Work instructions:
Give the listing again exactly, omitting its images.

>> START Supplied material

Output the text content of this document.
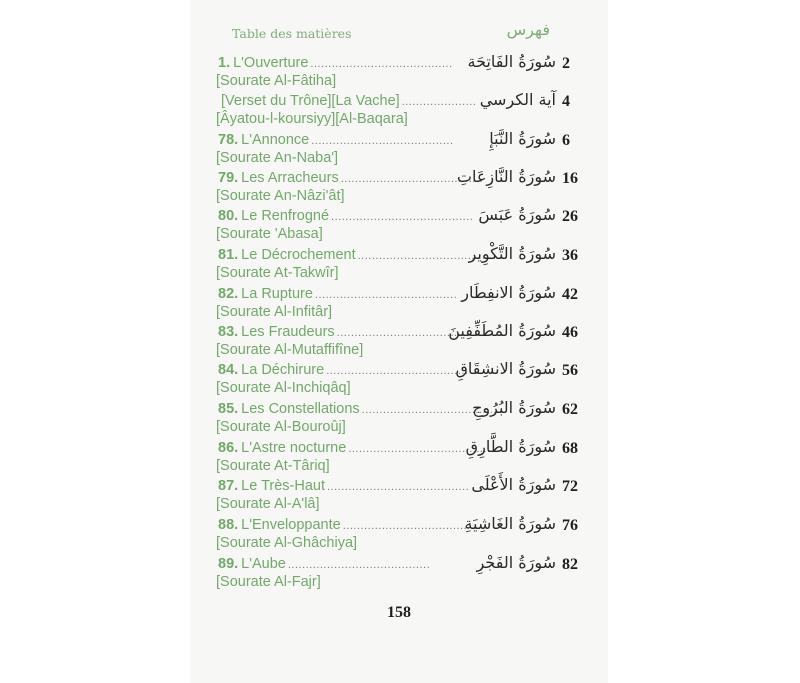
Table des matières	فهرس
1. L'Ouverture ........................................
[Sourate Al-Fâtiha]
سُورَةُ الفَاتِحَة 2
[Verset du Trône][La Vache] .....................
[Âyatou-l-koursiyy][Al-Baqara]
آية الكرسي 4
78. L'Annonce ........................................
[Sourate An-Naba']
سُورَةُ النَّبَإِ 6
79. Les Arracheurs ........................................
[Sourate An-Nâzi'ât]
سُورَةُ النَّازِعَاتِ 16
80. Le Renfrogné ........................................
[Sourate 'Abasa]
سُورَةُ عَبَسَ 26
81. Le Décrochement ........................................
[Sourate At-Takwîr]
سُورَةُ التَّكْوِير 36
82. La Rupture ........................................
[Sourate Al-Infitâr]
سُورَةُ الانفِطَار 42
83. Les Fraudeurs ........................................
[Sourate Al-Mutaffifîne]
سُورَةُ المُطَفِّفِينَ 46
84. La Déchirure ........................................
[Sourate Al-Inchiqâq]
سُورَةُ الانشِقَاقِ 56
85. Les Constellations ........................................
[Sourate Al-Bouroûj]
سُورَةُ البُرُوجِ 62
86. L'Astre nocturne ........................................
[Sourate At-Târiq]
سُورَةُ الطَّارِقِ 68
87. Le Très-Haut ........................................
[Sourate Al-A'lâ]
سُورَةُ الأَعْلَى 72
88. L'Enveloppante ........................................
[Sourate Al-Ghâchiya]
سُورَةُ الغَاشِيَةِ 76
89. L'Aube ........................................
[Sourate Al-Fajr]
سُورَةُ الفَجْرِ 82
158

>> END Supplied material

Completed exercise:
Output the text content of this document.
Table des matières	فهرس
1. L'Ouverture ........................................
[Sourate Al-Fâtiha]
سُورَةُ الفَاتِحَة 2
[Verset du Trône][La Vache] .....................
[Âyatou-l-koursiyy][Al-Baqara]
آية الكرسي 4
78. L'Annonce ........................................
[Sourate An-Naba']
سُورَةُ النَّبَإِ 6
79. Les Arracheurs ........................................
[Sourate An-Nâzi'ât]
سُورَةُ النَّازِعَاتِ 16
80. Le Renfrogné ........................................
[Sourate 'Abasa]
سُورَةُ عَبَسَ 26
81. Le Décrochement ........................................
[Sourate At-Takwîr]
سُورَةُ التَّكْوِير 36
82. La Rupture ........................................
[Sourate Al-Infitâr]
سُورَةُ الانفِطَار 42
83. Les Fraudeurs ........................................
[Sourate Al-Mutaffifîne]
سُورَةُ المُطَفِّفِينَ 46
84. La Déchirure ........................................
[Sourate Al-Inchiqâq]
سُورَةُ الانشِقَاقِ 56
85. Les Constellations ........................................
[Sourate Al-Bouroûj]
سُورَةُ البُرُوجِ 62
86. L'Astre nocturne ........................................
[Sourate At-Târiq]
سُورَةُ الطَّارِقِ 68
87. Le Très-Haut ........................................
[Sourate Al-A'lâ]
سُورَةُ الأَعْلَى 72
88. L'Enveloppante ........................................
[Sourate Al-Ghâchiya]
سُورَةُ الغَاشِيَةِ 76
89. L'Aube ........................................
[Sourate Al-Fajr]
سُورَةُ الفَجْرِ 82
158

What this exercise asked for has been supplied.